## Begin

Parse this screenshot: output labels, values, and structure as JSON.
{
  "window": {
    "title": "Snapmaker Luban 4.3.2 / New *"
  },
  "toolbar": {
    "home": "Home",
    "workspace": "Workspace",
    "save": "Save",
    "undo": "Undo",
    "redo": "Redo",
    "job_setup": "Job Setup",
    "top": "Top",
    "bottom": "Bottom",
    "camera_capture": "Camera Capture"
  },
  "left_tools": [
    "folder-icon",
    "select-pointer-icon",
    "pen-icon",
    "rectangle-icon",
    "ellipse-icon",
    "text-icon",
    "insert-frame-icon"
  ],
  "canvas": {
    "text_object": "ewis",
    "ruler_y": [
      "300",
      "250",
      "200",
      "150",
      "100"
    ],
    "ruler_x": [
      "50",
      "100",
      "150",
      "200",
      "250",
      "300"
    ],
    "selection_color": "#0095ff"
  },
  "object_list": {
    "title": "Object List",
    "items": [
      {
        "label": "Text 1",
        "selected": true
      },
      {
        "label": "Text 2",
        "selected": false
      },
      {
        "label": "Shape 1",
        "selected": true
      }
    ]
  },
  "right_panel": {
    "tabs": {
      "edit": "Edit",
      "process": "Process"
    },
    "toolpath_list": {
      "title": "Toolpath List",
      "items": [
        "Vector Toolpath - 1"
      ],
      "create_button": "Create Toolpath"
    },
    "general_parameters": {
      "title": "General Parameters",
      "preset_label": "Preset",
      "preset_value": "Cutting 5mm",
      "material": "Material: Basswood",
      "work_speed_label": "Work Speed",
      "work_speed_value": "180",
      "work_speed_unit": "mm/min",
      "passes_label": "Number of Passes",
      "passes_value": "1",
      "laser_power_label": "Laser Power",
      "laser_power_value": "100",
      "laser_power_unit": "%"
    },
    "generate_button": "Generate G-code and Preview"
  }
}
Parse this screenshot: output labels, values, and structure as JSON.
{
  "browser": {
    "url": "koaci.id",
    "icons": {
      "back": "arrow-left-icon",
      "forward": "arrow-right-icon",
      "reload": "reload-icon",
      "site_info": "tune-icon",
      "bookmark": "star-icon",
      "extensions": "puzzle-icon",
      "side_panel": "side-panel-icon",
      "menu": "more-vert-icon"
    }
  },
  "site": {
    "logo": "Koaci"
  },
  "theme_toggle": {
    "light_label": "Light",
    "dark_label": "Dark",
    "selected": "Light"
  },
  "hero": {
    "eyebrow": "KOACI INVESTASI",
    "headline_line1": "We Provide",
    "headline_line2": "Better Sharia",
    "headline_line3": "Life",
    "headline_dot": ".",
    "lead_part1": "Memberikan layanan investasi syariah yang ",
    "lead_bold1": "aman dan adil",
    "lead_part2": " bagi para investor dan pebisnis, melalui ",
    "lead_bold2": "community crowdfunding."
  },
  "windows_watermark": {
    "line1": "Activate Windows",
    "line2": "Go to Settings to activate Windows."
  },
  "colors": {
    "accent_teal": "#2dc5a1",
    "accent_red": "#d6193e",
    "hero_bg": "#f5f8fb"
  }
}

## End

■ **What the task requires**
Write the material out again in its entirety, exactly as shown.

■ **Response**
Parse this screenshot: output labels, values, and structure as JSON.
{
  "window": {
    "title": "Snapmaker Luban 4.3.2 / New *"
  },
  "toolbar": {
    "home": "Home",
    "workspace": "Workspace",
    "save": "Save",
    "undo": "Undo",
    "redo": "Redo",
    "job_setup": "Job Setup",
    "top": "Top",
    "bottom": "Bottom",
    "camera_capture": "Camera Capture"
  },
  "left_tools": [
    "folder-icon",
    "select-pointer-icon",
    "pen-icon",
    "rectangle-icon",
    "ellipse-icon",
    "text-icon",
    "insert-frame-icon"
  ],
  "canvas": {
    "text_object": "ewis",
    "ruler_y": [
      "300",
      "250",
      "200",
      "150",
      "100"
    ],
    "ruler_x": [
      "50",
      "100",
      "150",
      "200",
      "250",
      "300"
    ],
    "selection_color": "#0095ff"
  },
  "object_list": {
    "title": "Object List",
    "items": [
      {
        "label": "Text 1",
        "selected": true
      },
      {
        "label": "Text 2",
        "selected": false
      },
      {
        "label": "Shape 1",
        "selected": true
      }
    ]
  },
  "right_panel": {
    "tabs": {
      "edit": "Edit",
      "process": "Process"
    },
    "toolpath_list": {
      "title": "Toolpath List",
      "items": [
        "Vector Toolpath - 1"
      ],
      "create_button": "Create Toolpath"
    },
    "general_parameters": {
      "title": "General Parameters",
      "preset_label": "Preset",
      "preset_value": "Cutting 5mm",
      "material": "Material: Basswood",
      "work_speed_label": "Work Speed",
      "work_speed_value": "180",
      "work_speed_unit": "mm/min",
      "passes_label": "Number of Passes",
      "passes_value": "1",
      "laser_power_label": "Laser Power",
      "laser_power_value": "100",
      "laser_power_unit": "%"
    },
    "generate_button": "Generate G-code and Preview"
  }
}
Parse this screenshot: output labels, values, and structure as JSON.
{
  "browser": {
    "url": "koaci.id",
    "icons": {
      "back": "arrow-left-icon",
      "forward": "arrow-right-icon",
      "reload": "reload-icon",
      "site_info": "tune-icon",
      "bookmark": "star-icon",
      "extensions": "puzzle-icon",
      "side_panel": "side-panel-icon",
      "menu": "more-vert-icon"
    }
  },
  "site": {
    "logo": "Koaci"
  },
  "theme_toggle": {
    "light_label": "Light",
    "dark_label": "Dark",
    "selected": "Light"
  },
  "hero": {
    "eyebrow": "KOACI INVESTASI",
    "headline_line1": "We Provide",
    "headline_line2": "Better Sharia",
    "headline_line3": "Life",
    "headline_dot": ".",
    "lead_part1": "Memberikan layanan investasi syariah yang ",
    "lead_bold1": "aman dan adil",
    "lead_part2": " bagi para investor dan pebisnis, melalui ",
    "lead_bold2": "community crowdfunding."
  },
  "windows_watermark": {
    "line1": "Activate Windows",
    "line2": "Go to Settings to activate Windows."
  },
  "colors": {
    "accent_teal": "#2dc5a1",
    "accent_red": "#d6193e",
    "hero_bg": "#f5f8fb"
  }
}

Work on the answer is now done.